= THE TASK =
Reproduce each line of the records below, character for character, with no changes.

Stored dataset records:
[Begin]

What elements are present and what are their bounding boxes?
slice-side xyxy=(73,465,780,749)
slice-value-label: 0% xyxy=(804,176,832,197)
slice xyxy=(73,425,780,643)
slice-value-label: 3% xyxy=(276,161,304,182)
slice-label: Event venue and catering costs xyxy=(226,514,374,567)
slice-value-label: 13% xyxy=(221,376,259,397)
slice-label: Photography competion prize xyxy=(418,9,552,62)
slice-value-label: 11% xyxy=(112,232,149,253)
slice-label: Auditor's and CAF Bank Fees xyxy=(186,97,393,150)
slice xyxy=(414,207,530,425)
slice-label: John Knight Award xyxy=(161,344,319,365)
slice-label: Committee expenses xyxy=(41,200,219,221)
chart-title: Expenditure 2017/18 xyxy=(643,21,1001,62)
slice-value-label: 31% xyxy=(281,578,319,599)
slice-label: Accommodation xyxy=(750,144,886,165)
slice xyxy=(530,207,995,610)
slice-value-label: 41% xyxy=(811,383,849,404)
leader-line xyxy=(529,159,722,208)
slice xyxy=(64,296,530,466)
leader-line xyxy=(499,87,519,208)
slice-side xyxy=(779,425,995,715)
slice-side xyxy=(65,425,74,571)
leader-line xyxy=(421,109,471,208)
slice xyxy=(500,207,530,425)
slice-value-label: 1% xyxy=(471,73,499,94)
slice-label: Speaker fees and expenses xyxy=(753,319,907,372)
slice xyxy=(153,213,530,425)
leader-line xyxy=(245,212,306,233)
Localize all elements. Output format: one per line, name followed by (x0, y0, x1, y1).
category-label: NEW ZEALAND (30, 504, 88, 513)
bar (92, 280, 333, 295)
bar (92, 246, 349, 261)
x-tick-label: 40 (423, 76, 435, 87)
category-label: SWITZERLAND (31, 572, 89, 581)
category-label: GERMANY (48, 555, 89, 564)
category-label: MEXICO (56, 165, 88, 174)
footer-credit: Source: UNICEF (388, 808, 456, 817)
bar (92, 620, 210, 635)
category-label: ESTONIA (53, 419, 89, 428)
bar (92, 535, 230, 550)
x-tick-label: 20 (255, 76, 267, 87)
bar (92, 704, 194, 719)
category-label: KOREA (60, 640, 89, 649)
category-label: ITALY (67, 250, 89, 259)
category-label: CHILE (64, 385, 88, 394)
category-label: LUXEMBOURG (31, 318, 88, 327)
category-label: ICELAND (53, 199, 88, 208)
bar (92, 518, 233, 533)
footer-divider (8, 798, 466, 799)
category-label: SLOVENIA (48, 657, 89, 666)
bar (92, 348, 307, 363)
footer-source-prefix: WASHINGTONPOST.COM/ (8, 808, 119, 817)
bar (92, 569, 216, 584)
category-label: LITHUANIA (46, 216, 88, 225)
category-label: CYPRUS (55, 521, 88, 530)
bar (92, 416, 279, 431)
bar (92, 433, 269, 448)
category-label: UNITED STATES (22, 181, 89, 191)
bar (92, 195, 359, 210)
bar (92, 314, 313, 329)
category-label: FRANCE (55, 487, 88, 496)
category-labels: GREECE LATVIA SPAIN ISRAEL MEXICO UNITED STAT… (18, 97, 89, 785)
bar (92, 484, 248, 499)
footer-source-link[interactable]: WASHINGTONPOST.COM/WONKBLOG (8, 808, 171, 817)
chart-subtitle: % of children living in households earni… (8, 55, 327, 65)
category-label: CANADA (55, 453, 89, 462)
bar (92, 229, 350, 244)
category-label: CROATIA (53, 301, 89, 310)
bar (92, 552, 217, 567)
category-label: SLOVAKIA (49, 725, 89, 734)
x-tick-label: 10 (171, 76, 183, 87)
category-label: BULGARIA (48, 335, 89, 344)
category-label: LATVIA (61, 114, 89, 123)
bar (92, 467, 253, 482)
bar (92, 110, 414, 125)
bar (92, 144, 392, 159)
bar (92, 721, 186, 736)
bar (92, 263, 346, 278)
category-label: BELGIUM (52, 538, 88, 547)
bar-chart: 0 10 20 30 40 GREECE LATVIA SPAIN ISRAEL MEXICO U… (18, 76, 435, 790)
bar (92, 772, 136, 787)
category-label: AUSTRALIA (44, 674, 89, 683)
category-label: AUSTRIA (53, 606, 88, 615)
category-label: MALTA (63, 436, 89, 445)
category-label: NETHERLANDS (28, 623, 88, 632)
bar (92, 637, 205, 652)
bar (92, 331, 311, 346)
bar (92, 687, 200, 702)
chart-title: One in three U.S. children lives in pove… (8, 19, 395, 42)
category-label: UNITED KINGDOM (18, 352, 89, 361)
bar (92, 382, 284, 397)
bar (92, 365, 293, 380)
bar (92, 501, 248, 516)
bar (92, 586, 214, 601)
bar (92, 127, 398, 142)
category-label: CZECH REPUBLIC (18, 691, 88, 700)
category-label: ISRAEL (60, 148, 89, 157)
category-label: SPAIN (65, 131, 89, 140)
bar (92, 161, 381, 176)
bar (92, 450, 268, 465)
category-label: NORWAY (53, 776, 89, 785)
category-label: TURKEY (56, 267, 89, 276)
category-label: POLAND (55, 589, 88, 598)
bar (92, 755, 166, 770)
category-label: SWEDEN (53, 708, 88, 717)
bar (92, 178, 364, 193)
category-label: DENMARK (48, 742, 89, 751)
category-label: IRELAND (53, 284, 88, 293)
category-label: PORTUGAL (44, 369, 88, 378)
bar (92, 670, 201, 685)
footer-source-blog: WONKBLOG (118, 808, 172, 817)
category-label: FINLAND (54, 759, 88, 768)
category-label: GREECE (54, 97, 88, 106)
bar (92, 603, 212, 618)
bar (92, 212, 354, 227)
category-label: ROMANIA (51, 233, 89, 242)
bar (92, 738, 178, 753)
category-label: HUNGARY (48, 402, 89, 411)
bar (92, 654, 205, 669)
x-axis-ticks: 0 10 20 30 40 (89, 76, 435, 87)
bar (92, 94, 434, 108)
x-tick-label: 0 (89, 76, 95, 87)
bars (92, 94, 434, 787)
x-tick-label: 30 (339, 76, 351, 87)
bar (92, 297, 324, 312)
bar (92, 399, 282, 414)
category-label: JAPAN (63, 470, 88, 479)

[End]

= OUTPUT OF THE EXERCISE =
What elements are present and what are their bounding boxes?
slice-side xyxy=(73,465,780,749)
slice-value-label: 0% xyxy=(804,176,832,197)
slice xyxy=(73,425,780,643)
slice-value-label: 3% xyxy=(276,161,304,182)
slice-label: Event venue and catering costs xyxy=(226,514,374,567)
slice-value-label: 13% xyxy=(221,376,259,397)
slice-label: Photography competion prize xyxy=(418,9,552,62)
slice-value-label: 11% xyxy=(112,232,149,253)
slice-label: Auditor's and CAF Bank Fees xyxy=(186,97,393,150)
slice xyxy=(414,207,530,425)
slice-label: John Knight Award xyxy=(161,344,319,365)
slice-label: Committee expenses xyxy=(41,200,219,221)
chart-title: Expenditure 2017/18 xyxy=(643,21,1001,62)
slice-value-label: 31% xyxy=(281,578,319,599)
slice-label: Accommodation xyxy=(750,144,886,165)
slice xyxy=(530,207,995,610)
slice-value-label: 41% xyxy=(811,383,849,404)
leader-line xyxy=(529,159,722,208)
slice xyxy=(64,296,530,466)
leader-line xyxy=(499,87,519,208)
slice-side xyxy=(779,425,995,715)
slice-side xyxy=(65,425,74,571)
leader-line xyxy=(421,109,471,208)
slice xyxy=(500,207,530,425)
slice-value-label: 1% xyxy=(471,73,499,94)
slice-label: Speaker fees and expenses xyxy=(753,319,907,372)
slice xyxy=(153,213,530,425)
leader-line xyxy=(245,212,306,233)
Localize all elements. Output format: one per line, name followed by (x0, y0, x1, y1).
category-label: NEW ZEALAND (30, 504, 88, 513)
bar (92, 280, 333, 295)
bar (92, 246, 349, 261)
x-tick-label: 40 (423, 76, 435, 87)
category-label: SWITZERLAND (31, 572, 89, 581)
category-label: GERMANY (48, 555, 89, 564)
category-label: MEXICO (56, 165, 88, 174)
footer-credit: Source: UNICEF (388, 808, 456, 817)
bar (92, 620, 210, 635)
category-label: ESTONIA (53, 419, 89, 428)
bar (92, 535, 230, 550)
x-tick-label: 20 (255, 76, 267, 87)
bar (92, 704, 194, 719)
category-label: KOREA (60, 640, 89, 649)
category-label: ITALY (67, 250, 89, 259)
category-label: CHILE (64, 385, 88, 394)
category-label: LUXEMBOURG (31, 318, 88, 327)
category-label: ICELAND (53, 199, 88, 208)
bar (92, 518, 233, 533)
footer-divider (8, 798, 466, 799)
category-label: SLOVENIA (48, 657, 89, 666)
bar (92, 348, 307, 363)
footer-source-prefix: WASHINGTONPOST.COM/ (8, 808, 119, 817)
bar (92, 569, 216, 584)
category-label: LITHUANIA (46, 216, 88, 225)
category-label: CYPRUS (55, 521, 88, 530)
bar (92, 416, 279, 431)
bar (92, 433, 269, 448)
category-label: UNITED STATES (22, 181, 89, 191)
bar (92, 195, 359, 210)
bar (92, 314, 313, 329)
category-label: FRANCE (55, 487, 88, 496)
category-labels: GREECE LATVIA SPAIN ISRAEL MEXICO UNITED STAT… (18, 97, 89, 785)
bar (92, 484, 248, 499)
footer-source-link[interactable]: WASHINGTONPOST.COM/WONKBLOG (8, 808, 171, 817)
chart-subtitle: % of children living in households earni… (8, 55, 327, 65)
category-label: CANADA (55, 453, 89, 462)
bar (92, 229, 350, 244)
category-label: CROATIA (53, 301, 89, 310)
bar (92, 552, 217, 567)
category-label: SLOVAKIA (49, 725, 89, 734)
x-tick-label: 10 (171, 76, 183, 87)
category-label: BULGARIA (48, 335, 89, 344)
category-label: LATVIA (61, 114, 89, 123)
bar (92, 467, 253, 482)
bar (92, 110, 414, 125)
bar (92, 144, 392, 159)
bar (92, 721, 186, 736)
bar (92, 263, 346, 278)
category-label: BELGIUM (52, 538, 88, 547)
bar-chart: 0 10 20 30 40 GREECE LATVIA SPAIN ISRAEL MEXICO U… (18, 76, 435, 790)
bar (92, 772, 136, 787)
category-label: AUSTRALIA (44, 674, 89, 683)
category-label: AUSTRIA (53, 606, 88, 615)
category-label: MALTA (63, 436, 89, 445)
category-label: NETHERLANDS (28, 623, 88, 632)
bar (92, 637, 205, 652)
bar (92, 331, 311, 346)
bar (92, 687, 200, 702)
chart-title: One in three U.S. children lives in pove… (8, 19, 395, 42)
category-label: UNITED KINGDOM (18, 352, 89, 361)
bar (92, 382, 284, 397)
bar (92, 365, 293, 380)
bar (92, 501, 248, 516)
bar (92, 586, 214, 601)
bar (92, 127, 398, 142)
category-label: CZECH REPUBLIC (18, 691, 88, 700)
category-label: ISRAEL (60, 148, 89, 157)
category-label: SPAIN (65, 131, 89, 140)
bar (92, 161, 381, 176)
bar (92, 450, 268, 465)
category-label: NORWAY (53, 776, 89, 785)
category-label: TURKEY (56, 267, 89, 276)
category-label: POLAND (55, 589, 88, 598)
bar (92, 755, 166, 770)
category-label: SWEDEN (53, 708, 88, 717)
bar (92, 178, 364, 193)
category-label: DENMARK (48, 742, 89, 751)
category-label: IRELAND (53, 284, 88, 293)
category-label: PORTUGAL (44, 369, 88, 378)
bar (92, 670, 201, 685)
footer-source-blog: WONKBLOG (118, 808, 172, 817)
category-label: FINLAND (54, 759, 88, 768)
category-label: GREECE (54, 97, 88, 106)
bar (92, 603, 212, 618)
bar (92, 212, 354, 227)
category-label: ROMANIA (51, 233, 89, 242)
bar (92, 738, 178, 753)
category-label: HUNGARY (48, 402, 89, 411)
bar (92, 654, 205, 669)
x-axis-ticks: 0 10 20 30 40 (89, 76, 435, 87)
bar (92, 94, 434, 108)
x-tick-label: 0 (89, 76, 95, 87)
bars (92, 94, 434, 787)
x-tick-label: 30 (339, 76, 351, 87)
bar (92, 297, 324, 312)
bar (92, 399, 282, 414)
category-label: JAPAN (63, 470, 88, 479)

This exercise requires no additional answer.